(Records that describe figures)
— Begin —

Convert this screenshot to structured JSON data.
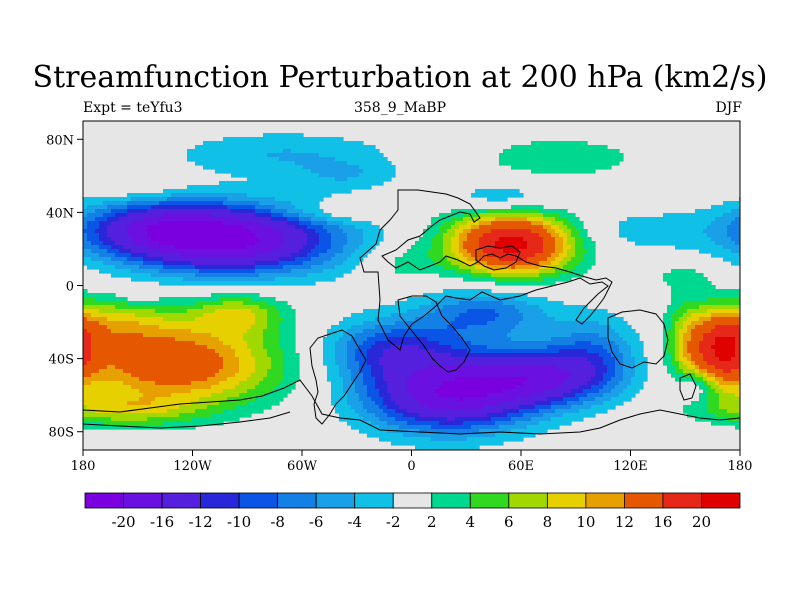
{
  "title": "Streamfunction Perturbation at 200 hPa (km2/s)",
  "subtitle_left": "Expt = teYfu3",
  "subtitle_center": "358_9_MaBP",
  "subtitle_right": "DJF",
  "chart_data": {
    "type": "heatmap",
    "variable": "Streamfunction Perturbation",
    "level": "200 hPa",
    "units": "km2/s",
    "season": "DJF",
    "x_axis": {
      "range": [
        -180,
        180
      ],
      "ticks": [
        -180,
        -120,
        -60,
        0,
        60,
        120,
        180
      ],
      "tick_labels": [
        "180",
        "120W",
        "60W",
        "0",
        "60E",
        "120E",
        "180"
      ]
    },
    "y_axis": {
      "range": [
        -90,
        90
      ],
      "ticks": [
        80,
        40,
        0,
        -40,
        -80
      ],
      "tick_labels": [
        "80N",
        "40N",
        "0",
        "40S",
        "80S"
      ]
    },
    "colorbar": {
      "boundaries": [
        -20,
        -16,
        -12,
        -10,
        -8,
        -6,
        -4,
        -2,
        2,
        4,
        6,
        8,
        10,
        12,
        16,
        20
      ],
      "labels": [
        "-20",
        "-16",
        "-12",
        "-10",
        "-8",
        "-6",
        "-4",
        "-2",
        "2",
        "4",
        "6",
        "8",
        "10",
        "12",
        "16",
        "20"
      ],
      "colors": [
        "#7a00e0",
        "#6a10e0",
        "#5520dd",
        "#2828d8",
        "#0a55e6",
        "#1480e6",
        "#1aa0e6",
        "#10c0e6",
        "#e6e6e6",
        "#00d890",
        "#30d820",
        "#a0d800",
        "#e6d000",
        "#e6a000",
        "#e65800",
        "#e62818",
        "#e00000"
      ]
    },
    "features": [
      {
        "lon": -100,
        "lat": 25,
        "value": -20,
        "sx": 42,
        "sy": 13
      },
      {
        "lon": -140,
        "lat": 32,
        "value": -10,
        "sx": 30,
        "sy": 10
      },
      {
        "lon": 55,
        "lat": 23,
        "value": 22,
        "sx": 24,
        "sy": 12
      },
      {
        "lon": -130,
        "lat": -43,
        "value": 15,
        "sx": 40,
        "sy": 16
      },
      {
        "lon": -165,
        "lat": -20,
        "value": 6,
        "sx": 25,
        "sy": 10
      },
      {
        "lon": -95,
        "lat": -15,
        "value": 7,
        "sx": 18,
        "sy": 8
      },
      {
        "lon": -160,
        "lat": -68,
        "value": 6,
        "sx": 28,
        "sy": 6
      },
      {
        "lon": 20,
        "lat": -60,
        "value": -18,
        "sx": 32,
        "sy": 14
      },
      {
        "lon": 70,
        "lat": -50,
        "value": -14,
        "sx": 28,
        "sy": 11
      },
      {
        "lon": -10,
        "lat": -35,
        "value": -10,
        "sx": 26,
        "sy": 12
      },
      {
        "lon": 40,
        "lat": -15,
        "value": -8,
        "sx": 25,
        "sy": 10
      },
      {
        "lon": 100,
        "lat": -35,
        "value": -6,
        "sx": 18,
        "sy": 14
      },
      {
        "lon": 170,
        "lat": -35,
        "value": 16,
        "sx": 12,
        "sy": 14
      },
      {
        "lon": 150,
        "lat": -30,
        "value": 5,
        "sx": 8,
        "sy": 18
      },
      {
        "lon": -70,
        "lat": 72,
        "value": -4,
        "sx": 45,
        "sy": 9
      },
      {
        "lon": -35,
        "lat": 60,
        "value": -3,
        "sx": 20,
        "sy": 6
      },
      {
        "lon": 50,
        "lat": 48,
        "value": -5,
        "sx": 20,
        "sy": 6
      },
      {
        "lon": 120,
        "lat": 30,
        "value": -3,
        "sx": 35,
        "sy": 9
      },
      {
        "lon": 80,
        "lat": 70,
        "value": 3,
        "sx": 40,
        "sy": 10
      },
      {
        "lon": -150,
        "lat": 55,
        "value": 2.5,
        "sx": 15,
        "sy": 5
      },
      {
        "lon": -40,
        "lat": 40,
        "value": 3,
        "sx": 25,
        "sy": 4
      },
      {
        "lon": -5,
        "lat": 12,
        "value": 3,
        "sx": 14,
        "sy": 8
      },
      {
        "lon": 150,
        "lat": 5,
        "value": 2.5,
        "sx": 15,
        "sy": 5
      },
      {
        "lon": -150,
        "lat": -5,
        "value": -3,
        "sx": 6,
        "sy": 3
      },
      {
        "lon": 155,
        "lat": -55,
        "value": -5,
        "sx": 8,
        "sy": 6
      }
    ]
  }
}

— End —
— Begin —

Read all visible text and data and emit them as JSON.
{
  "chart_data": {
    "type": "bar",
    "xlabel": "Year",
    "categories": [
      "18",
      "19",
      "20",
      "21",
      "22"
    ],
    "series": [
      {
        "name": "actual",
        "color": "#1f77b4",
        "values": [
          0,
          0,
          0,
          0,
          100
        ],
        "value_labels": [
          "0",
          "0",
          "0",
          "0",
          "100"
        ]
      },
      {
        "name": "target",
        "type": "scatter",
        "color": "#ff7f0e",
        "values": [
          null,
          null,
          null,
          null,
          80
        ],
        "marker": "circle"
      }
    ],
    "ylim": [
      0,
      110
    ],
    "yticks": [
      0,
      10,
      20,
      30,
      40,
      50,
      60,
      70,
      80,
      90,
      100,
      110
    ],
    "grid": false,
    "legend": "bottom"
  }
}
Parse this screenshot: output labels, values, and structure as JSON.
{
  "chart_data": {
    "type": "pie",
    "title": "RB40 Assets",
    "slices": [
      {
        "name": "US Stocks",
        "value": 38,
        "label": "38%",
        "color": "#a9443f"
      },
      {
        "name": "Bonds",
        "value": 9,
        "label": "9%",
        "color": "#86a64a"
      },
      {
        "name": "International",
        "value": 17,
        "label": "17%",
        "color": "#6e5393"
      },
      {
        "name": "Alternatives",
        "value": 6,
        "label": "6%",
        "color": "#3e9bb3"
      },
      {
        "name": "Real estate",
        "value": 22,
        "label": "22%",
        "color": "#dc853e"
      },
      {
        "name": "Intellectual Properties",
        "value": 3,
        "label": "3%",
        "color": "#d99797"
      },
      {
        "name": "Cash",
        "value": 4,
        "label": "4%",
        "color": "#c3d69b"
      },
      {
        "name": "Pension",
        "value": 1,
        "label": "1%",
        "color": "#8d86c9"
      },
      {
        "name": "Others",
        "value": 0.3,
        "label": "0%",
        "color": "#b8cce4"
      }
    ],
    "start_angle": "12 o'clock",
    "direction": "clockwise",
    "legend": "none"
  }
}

— End —

* **PROBLEM DESCRIPTION**
Report back each line of the entries that holds the string "type".

* **WRITTEN SOLUTION**
    "type": "heatmap",
    "type": "bar",
        "type": "scatter",
    "type": "pie",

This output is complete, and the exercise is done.